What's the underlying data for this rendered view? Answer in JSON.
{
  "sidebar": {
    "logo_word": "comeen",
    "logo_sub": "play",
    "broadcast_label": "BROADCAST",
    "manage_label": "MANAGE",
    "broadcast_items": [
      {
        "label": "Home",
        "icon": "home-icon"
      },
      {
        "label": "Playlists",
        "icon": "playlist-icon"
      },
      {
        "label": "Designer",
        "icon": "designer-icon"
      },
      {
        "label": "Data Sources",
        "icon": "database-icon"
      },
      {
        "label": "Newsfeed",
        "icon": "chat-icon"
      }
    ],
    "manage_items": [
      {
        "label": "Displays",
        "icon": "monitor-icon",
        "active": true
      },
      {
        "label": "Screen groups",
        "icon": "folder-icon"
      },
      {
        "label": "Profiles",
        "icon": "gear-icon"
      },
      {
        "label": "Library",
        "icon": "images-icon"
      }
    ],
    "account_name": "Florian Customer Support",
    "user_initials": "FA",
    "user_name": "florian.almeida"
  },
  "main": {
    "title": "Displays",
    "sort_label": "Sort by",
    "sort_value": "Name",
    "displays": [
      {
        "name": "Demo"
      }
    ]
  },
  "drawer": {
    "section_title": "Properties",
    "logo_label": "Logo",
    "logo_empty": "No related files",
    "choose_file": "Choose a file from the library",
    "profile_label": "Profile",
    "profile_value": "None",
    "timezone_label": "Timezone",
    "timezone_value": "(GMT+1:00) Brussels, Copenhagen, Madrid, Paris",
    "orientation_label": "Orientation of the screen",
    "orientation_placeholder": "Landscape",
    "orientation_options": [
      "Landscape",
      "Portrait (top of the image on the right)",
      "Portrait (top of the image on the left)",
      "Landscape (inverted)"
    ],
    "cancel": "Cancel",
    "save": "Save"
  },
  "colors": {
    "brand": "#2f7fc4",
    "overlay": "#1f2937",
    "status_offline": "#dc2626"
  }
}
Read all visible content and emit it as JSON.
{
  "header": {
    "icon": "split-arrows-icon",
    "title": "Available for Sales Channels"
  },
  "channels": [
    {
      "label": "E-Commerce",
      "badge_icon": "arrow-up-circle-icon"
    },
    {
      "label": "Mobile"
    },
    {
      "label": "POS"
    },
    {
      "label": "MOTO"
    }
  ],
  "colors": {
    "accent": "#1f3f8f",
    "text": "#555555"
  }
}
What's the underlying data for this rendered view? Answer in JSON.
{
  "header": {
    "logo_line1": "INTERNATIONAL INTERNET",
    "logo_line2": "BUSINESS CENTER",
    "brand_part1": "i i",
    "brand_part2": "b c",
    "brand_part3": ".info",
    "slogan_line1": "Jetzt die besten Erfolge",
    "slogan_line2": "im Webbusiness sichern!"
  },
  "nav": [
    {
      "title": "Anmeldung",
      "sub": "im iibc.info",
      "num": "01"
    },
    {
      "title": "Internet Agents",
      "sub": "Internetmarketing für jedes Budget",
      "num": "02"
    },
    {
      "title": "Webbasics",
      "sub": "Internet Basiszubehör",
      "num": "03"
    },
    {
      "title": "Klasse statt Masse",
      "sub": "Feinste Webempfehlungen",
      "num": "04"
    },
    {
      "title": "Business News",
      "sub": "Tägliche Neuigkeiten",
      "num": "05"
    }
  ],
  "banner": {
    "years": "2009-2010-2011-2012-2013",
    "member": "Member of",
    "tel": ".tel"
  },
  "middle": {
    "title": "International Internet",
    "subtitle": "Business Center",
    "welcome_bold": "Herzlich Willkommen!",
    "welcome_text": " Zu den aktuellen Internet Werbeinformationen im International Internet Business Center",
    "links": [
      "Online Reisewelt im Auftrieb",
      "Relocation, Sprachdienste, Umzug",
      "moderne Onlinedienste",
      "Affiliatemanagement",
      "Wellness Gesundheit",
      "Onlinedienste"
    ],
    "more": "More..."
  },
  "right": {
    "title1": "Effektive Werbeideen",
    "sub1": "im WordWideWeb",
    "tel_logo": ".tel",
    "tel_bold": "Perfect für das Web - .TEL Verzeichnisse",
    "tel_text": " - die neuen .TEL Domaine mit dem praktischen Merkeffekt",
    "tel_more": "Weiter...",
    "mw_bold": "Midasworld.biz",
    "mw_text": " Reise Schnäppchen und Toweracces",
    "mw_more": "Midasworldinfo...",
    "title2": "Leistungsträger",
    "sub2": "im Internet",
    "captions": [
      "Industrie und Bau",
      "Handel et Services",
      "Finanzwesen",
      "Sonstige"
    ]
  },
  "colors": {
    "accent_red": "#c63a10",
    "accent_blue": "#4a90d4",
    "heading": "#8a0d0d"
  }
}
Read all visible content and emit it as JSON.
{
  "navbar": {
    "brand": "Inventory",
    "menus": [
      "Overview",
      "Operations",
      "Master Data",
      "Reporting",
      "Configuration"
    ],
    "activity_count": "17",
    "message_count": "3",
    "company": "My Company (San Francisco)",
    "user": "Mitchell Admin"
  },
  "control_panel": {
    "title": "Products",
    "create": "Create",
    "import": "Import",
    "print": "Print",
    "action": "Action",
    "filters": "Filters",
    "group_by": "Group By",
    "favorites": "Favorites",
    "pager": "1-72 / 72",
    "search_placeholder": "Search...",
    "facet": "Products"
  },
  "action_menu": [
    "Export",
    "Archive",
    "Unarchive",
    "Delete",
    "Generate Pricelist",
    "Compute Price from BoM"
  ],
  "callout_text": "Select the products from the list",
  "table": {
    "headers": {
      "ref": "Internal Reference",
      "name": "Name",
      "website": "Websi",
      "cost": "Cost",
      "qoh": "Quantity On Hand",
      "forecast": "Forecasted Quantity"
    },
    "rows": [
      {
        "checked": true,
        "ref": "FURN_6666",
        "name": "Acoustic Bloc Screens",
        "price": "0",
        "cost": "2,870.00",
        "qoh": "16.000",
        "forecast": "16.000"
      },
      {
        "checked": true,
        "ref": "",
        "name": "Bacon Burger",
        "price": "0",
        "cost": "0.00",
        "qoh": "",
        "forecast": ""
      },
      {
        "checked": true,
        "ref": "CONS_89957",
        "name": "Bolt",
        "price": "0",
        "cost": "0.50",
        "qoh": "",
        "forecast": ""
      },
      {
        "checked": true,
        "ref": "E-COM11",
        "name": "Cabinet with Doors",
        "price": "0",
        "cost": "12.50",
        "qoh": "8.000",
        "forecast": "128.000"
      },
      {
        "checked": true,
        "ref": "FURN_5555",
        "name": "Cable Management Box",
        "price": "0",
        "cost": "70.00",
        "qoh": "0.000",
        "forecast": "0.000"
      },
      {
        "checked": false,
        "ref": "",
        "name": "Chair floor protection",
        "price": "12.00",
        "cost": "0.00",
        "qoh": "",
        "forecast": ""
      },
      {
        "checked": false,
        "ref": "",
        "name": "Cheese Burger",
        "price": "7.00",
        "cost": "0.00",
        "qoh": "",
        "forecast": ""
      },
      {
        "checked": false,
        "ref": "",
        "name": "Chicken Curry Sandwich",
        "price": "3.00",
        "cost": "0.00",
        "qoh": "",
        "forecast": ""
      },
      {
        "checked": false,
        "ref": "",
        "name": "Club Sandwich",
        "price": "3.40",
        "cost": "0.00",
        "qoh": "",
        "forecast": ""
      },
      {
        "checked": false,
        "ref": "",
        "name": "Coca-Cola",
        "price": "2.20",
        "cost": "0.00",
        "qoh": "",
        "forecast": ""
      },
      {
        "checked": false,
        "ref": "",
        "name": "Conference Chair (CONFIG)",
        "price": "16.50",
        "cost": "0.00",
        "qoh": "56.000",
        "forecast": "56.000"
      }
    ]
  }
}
····················
◆ TASK ◆
Each line holding "Onlinedienste" must be found and copied.

◆ THE COMPLETED TASK ◆
      "moderne Onlinedienste",
      "Onlinedienste"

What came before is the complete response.